> Prompt: Exactly repeat the material, dropping every picture from the copy.

> The data:
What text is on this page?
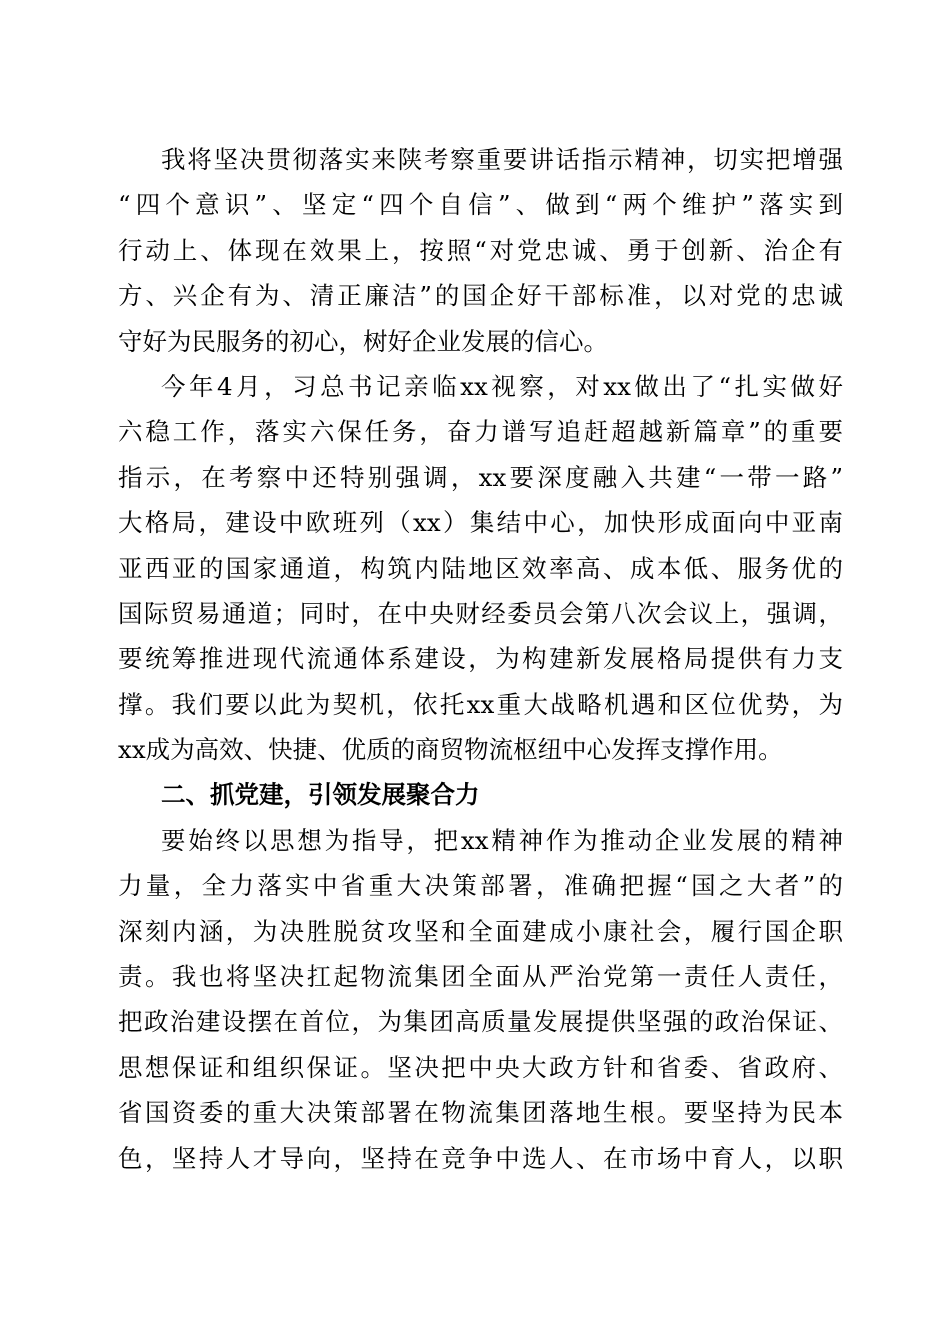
我将坚决贯彻落实来陕考察重要讲话指示精神，切实把增强
“四个意识”、坚定“四个自信”、做到“两个维护”落实到
行动上、体现在效果上，按照“对党忠诚、勇于创新、治企有
方、兴企有为、清正廉洁”的国企好干部标准，以对党的忠诚
守好为民服务的初心，树好企业发展的信心。
今年4月，习总书记亲临xx视察，对xx做出了“扎实做好
六稳工作，落实六保任务，奋力谱写追赶超越新篇章”的重要
指示，在考察中还特别强调，xx要深度融入共建“一带一路”
大格局，建设中欧班列（xx）集结中心，加快形成面向中亚南
亚西亚的国家通道，构筑内陆地区效率高、成本低、服务优的
国际贸易通道；同时，在中央财经委员会第八次会议上，强调，
要统筹推进现代流通体系建设，为构建新发展格局提供有力支
撑。我们要以此为契机，依托xx重大战略机遇和区位优势，为
xx成为高效、快捷、优质的商贸物流枢纽中心发挥支撑作用。
二、抓党建，引领发展聚合力
要始终以思想为指导，把xx精神作为推动企业发展的精神
力量，全力落实中省重大决策部署，准确把握“国之大者”的
深刻内涵，为决胜脱贫攻坚和全面建成小康社会，履行国企职
责。我也将坚决扛起物流集团全面从严治党第一责任人责任，
把政治建设摆在首位，为集团高质量发展提供坚强的政治保证、
思想保证和组织保证。坚决把中央大政方针和省委、省政府、
省国资委的重大决策部署在物流集团落地生根。要坚持为民本
色，坚持人才导向，坚持在竞争中选人、在市场中育人，以职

> Result of the exercise:
What text is on this page?
我将坚决贯彻落实来陕考察重要讲话指示精神，切实把增强
“四个意识”、坚定“四个自信”、做到“两个维护”落实到
行动上、体现在效果上，按照“对党忠诚、勇于创新、治企有
方、兴企有为、清正廉洁”的国企好干部标准，以对党的忠诚
守好为民服务的初心，树好企业发展的信心。
今年4月，习总书记亲临xx视察，对xx做出了“扎实做好
六稳工作，落实六保任务，奋力谱写追赶超越新篇章”的重要
指示，在考察中还特别强调，xx要深度融入共建“一带一路”
大格局，建设中欧班列（xx）集结中心，加快形成面向中亚南
亚西亚的国家通道，构筑内陆地区效率高、成本低、服务优的
国际贸易通道；同时，在中央财经委员会第八次会议上，强调，
要统筹推进现代流通体系建设，为构建新发展格局提供有力支
撑。我们要以此为契机，依托xx重大战略机遇和区位优势，为
xx成为高效、快捷、优质的商贸物流枢纽中心发挥支撑作用。
二、抓党建，引领发展聚合力
要始终以思想为指导，把xx精神作为推动企业发展的精神
力量，全力落实中省重大决策部署，准确把握“国之大者”的
深刻内涵，为决胜脱贫攻坚和全面建成小康社会，履行国企职
责。我也将坚决扛起物流集团全面从严治党第一责任人责任，
把政治建设摆在首位，为集团高质量发展提供坚强的政治保证、
思想保证和组织保证。坚决把中央大政方针和省委、省政府、
省国资委的重大决策部署在物流集团落地生根。要坚持为民本
色，坚持人才导向，坚持在竞争中选人、在市场中育人，以职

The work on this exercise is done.